Check every line below for the word "title" and copy the ones that have it.

Figure content listings:
%%
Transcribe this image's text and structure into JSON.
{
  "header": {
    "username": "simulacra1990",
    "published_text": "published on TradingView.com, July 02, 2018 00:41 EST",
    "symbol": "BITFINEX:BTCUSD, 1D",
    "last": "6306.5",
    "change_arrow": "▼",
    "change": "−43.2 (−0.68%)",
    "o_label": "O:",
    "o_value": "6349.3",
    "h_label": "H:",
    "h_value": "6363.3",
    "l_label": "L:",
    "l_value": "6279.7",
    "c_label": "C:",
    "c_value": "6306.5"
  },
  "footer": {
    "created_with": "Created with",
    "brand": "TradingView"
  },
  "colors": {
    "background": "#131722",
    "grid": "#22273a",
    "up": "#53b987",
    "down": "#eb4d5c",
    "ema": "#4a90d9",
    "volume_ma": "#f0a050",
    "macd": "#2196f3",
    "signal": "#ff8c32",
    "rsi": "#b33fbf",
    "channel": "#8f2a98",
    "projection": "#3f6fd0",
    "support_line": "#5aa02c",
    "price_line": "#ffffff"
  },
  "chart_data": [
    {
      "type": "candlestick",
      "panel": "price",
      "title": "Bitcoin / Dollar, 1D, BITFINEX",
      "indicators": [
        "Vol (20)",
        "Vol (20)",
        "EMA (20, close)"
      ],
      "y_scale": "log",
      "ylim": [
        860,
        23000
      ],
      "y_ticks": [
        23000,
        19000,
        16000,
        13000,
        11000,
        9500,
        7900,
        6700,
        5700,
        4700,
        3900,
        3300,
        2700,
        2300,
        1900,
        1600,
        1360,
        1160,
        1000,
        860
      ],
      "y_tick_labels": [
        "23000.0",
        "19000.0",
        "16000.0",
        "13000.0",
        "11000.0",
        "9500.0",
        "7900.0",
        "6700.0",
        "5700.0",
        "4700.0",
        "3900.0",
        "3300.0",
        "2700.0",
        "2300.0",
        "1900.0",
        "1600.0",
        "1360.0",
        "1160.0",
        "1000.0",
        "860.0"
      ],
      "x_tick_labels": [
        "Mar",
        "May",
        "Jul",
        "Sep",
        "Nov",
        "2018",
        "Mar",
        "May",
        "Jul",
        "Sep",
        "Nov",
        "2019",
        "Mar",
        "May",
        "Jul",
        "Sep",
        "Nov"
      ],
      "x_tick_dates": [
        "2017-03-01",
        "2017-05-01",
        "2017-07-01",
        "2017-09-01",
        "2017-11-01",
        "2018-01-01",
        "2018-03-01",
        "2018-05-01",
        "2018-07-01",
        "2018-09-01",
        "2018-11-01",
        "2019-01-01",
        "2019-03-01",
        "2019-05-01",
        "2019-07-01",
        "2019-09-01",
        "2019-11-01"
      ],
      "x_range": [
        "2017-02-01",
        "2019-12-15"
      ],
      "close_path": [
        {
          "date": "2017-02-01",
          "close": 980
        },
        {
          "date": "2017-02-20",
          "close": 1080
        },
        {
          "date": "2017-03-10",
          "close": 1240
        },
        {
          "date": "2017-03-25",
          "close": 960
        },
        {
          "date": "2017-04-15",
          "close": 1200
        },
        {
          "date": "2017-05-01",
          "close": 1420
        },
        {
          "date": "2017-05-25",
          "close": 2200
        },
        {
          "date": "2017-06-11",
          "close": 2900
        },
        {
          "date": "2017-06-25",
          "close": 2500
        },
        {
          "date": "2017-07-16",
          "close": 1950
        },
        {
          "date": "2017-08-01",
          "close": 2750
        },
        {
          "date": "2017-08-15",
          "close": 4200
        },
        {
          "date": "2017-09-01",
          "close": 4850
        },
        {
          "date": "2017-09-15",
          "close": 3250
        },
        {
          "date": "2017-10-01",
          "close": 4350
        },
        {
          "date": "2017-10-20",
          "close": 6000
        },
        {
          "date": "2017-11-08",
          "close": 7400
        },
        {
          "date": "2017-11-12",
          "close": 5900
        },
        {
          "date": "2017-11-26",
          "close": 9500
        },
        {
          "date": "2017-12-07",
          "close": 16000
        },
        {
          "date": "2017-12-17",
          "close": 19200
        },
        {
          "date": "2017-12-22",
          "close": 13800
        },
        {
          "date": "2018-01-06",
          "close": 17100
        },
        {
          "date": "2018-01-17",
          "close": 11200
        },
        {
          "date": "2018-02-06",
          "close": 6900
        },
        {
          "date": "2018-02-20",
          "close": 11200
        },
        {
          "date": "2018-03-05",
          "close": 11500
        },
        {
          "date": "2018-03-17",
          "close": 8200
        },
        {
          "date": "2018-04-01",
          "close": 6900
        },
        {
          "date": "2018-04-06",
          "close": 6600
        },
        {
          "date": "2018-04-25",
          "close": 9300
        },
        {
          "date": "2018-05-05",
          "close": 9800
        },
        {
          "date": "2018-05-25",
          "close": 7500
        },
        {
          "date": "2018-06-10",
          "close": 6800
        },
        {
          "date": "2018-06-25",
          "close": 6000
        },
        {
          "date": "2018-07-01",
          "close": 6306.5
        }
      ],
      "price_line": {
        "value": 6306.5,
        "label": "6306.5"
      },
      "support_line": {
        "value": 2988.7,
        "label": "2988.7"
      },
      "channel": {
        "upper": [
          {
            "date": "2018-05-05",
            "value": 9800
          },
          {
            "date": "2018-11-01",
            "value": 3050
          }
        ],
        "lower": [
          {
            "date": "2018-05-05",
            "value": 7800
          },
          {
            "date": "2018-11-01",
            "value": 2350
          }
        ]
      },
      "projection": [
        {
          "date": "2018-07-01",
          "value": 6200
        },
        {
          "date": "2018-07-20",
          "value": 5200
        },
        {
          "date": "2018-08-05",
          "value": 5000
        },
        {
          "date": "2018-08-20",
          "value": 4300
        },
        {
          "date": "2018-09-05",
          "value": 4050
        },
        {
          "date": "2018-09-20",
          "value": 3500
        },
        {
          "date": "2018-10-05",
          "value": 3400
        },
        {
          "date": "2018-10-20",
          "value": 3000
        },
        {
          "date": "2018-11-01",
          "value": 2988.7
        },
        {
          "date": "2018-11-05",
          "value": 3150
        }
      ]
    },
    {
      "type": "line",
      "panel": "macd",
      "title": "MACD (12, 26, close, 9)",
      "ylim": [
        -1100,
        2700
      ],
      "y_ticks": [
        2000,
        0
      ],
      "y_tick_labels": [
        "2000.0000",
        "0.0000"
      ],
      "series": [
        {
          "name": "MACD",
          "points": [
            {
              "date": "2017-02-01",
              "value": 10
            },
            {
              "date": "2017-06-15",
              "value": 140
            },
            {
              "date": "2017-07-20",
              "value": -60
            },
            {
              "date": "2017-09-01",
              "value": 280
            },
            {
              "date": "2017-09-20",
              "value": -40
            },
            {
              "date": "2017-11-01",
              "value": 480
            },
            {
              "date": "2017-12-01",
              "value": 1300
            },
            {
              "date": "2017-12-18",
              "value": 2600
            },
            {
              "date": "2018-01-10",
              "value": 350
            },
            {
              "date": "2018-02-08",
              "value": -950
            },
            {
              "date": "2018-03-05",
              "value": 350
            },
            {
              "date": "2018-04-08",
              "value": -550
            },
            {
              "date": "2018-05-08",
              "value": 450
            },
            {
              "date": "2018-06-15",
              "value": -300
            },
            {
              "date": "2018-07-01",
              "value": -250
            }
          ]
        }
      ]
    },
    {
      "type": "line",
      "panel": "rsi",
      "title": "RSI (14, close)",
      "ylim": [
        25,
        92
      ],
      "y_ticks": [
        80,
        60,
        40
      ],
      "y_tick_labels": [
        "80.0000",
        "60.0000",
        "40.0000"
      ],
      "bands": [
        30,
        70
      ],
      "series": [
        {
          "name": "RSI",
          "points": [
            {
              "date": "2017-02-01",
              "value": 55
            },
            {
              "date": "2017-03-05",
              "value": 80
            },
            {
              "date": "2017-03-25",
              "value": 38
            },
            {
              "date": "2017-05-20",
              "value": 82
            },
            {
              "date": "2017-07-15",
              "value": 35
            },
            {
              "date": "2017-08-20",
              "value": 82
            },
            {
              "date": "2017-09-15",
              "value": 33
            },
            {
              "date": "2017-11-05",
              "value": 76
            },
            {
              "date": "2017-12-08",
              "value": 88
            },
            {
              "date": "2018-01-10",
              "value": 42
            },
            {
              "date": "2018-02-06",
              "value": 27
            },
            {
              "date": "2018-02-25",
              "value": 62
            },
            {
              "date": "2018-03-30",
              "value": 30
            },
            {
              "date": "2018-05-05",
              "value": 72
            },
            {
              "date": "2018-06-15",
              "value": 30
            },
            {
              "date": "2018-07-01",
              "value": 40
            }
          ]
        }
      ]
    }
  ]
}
%%
▶ _Written answer_
      "title": "Bitcoin / Dollar, 1D, BITFINEX",
      "title": "MACD (12, 26, close, 9)",
      "title": "RSI (14, close)",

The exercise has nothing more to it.